What to do
Pull out every line with the word "name" from the entries below.

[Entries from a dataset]
-------------------------

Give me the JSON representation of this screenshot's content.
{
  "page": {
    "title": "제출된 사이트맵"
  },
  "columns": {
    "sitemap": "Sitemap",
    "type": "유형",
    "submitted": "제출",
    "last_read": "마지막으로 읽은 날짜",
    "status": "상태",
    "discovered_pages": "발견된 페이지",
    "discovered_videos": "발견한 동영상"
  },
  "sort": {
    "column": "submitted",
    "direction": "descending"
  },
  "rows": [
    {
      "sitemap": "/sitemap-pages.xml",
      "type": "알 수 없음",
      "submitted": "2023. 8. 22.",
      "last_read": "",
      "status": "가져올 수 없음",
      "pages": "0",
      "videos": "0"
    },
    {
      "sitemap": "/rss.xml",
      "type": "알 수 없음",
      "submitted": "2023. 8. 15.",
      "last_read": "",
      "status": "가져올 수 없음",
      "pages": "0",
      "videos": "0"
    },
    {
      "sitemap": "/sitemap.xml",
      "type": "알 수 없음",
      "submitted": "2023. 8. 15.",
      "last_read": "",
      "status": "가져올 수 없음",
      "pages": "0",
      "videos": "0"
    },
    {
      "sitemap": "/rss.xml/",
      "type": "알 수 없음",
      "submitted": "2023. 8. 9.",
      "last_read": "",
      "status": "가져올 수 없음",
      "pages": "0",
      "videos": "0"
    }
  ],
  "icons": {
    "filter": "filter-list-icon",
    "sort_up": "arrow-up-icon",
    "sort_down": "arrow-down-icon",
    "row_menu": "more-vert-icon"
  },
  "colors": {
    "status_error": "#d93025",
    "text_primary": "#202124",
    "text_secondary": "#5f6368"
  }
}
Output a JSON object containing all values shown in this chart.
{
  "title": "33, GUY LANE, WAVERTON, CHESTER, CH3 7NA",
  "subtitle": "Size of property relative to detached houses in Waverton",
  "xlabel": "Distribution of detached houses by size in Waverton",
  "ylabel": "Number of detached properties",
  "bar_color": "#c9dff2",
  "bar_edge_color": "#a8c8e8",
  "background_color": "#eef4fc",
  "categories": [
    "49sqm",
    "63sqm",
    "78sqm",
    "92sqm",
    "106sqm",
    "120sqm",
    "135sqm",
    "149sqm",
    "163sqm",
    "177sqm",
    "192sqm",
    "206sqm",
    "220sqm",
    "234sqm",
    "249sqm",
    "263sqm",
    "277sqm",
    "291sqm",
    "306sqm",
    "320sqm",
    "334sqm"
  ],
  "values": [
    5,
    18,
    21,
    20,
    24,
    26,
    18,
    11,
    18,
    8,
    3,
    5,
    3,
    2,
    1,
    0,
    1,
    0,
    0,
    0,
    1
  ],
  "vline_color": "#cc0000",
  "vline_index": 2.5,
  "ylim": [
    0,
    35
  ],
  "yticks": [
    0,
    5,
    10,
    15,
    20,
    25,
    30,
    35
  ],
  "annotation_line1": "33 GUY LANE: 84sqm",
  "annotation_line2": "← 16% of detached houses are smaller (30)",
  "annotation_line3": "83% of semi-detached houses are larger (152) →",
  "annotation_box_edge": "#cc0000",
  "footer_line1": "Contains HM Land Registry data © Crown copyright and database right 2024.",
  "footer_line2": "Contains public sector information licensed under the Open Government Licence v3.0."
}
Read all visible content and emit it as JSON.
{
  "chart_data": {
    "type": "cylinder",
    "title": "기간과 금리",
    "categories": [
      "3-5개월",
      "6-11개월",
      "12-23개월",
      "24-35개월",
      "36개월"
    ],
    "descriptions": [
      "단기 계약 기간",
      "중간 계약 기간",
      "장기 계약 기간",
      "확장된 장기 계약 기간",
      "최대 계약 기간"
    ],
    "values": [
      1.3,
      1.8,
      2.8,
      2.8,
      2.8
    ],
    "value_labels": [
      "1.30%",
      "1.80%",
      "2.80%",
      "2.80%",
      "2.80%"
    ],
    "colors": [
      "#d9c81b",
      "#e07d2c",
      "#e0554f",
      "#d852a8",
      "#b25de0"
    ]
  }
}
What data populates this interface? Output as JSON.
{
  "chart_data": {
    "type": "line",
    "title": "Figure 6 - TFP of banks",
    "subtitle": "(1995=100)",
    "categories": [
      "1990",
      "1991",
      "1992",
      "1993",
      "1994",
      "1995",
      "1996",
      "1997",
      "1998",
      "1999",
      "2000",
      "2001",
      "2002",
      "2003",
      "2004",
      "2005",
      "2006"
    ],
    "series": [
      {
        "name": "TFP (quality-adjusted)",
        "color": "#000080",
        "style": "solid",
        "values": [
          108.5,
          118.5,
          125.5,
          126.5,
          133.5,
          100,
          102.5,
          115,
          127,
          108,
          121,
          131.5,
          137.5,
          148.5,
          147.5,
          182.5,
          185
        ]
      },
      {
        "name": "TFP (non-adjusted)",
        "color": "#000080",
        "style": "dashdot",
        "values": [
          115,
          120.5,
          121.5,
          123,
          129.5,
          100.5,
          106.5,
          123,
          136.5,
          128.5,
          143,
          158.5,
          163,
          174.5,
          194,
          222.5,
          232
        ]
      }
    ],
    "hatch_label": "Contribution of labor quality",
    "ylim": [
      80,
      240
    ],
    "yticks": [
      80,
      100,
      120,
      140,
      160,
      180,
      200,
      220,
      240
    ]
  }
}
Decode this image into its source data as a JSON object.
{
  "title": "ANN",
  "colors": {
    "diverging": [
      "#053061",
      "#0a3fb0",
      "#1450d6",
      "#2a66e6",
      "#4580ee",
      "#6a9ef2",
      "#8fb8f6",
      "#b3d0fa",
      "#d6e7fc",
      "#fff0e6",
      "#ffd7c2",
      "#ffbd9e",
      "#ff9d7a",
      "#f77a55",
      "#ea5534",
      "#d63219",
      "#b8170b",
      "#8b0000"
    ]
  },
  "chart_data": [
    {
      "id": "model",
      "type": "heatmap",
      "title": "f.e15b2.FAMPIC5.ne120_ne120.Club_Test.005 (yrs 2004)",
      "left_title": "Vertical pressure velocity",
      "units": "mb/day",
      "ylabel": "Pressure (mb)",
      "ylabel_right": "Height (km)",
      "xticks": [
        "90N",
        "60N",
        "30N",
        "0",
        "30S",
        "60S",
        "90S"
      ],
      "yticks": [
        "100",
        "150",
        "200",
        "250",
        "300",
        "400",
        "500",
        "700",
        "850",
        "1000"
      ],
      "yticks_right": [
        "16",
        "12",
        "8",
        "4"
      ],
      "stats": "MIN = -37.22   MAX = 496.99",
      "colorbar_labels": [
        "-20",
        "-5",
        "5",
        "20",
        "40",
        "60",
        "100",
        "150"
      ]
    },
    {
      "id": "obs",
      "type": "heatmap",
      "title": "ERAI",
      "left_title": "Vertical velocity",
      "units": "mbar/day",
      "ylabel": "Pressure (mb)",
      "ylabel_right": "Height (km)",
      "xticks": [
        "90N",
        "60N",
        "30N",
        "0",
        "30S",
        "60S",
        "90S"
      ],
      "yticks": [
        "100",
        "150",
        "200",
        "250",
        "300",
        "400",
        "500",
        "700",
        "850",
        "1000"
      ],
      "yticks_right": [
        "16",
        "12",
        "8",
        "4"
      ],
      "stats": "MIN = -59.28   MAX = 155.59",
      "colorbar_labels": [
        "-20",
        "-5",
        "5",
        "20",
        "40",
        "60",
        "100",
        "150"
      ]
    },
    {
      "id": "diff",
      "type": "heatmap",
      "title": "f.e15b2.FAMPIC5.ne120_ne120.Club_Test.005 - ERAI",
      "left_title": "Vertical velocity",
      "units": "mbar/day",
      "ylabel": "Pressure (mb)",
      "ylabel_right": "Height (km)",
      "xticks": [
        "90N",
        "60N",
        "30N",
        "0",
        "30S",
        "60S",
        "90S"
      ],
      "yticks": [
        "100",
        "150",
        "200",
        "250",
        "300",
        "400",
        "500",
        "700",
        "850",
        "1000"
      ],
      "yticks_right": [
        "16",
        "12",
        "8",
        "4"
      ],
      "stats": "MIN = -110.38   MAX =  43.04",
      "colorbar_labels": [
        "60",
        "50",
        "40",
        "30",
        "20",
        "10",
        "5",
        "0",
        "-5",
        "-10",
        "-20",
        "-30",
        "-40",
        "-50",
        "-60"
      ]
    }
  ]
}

-------------------------

Output below
        "name": "TFP (quality-adjusted)",
        "name": "TFP (non-adjusted)",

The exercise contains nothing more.